Task: Please replace "legend-swatch" with "legend-marker" wherever it occurs in the material below, keeping everything else the same and omitting the pictures from your answer.

Data items:
++++++++++

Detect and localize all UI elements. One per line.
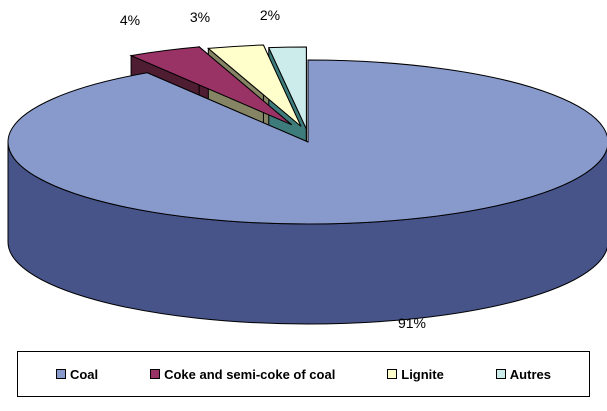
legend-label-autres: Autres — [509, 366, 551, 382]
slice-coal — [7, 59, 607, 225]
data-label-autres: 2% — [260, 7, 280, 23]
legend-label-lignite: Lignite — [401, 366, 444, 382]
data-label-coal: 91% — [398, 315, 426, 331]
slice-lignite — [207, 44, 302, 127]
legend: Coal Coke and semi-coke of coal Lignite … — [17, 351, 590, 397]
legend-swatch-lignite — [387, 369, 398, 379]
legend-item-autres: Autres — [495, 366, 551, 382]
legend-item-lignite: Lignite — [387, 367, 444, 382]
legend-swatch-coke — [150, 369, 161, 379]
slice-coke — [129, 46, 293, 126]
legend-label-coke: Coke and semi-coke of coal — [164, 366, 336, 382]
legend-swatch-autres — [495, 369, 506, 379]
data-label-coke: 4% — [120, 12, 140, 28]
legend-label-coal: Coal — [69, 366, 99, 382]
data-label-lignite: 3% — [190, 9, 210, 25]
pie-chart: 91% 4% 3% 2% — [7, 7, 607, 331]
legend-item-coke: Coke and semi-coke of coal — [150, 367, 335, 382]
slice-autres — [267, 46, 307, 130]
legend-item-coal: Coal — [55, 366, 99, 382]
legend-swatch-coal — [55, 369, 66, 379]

++++++++++

Expected answer:
Detect and localize all UI elements. One per line.
legend-label-autres: Autres — [509, 366, 551, 382]
slice-coal — [7, 59, 607, 225]
data-label-autres: 2% — [260, 7, 280, 23]
legend-label-lignite: Lignite — [401, 366, 444, 382]
data-label-coal: 91% — [398, 315, 426, 331]
slice-lignite — [207, 44, 302, 127]
legend: Coal Coke and semi-coke of coal Lignite … — [17, 351, 590, 397]
legend-marker-lignite — [387, 369, 398, 379]
legend-item-autres: Autres — [495, 366, 551, 382]
legend-item-lignite: Lignite — [387, 367, 444, 382]
legend-marker-coke — [150, 369, 161, 379]
slice-coke — [129, 46, 293, 126]
legend-label-coke: Coke and semi-coke of coal — [164, 366, 336, 382]
legend-marker-autres — [495, 369, 506, 379]
data-label-coke: 4% — [120, 12, 140, 28]
legend-label-coal: Coal — [69, 366, 99, 382]
data-label-lignite: 3% — [190, 9, 210, 25]
pie-chart: 91% 4% 3% 2% — [7, 7, 607, 331]
legend-item-coke: Coke and semi-coke of coal — [150, 367, 335, 382]
slice-autres — [267, 46, 307, 130]
legend-item-coal: Coal — [55, 366, 99, 382]
legend-marker-coal — [55, 369, 66, 379]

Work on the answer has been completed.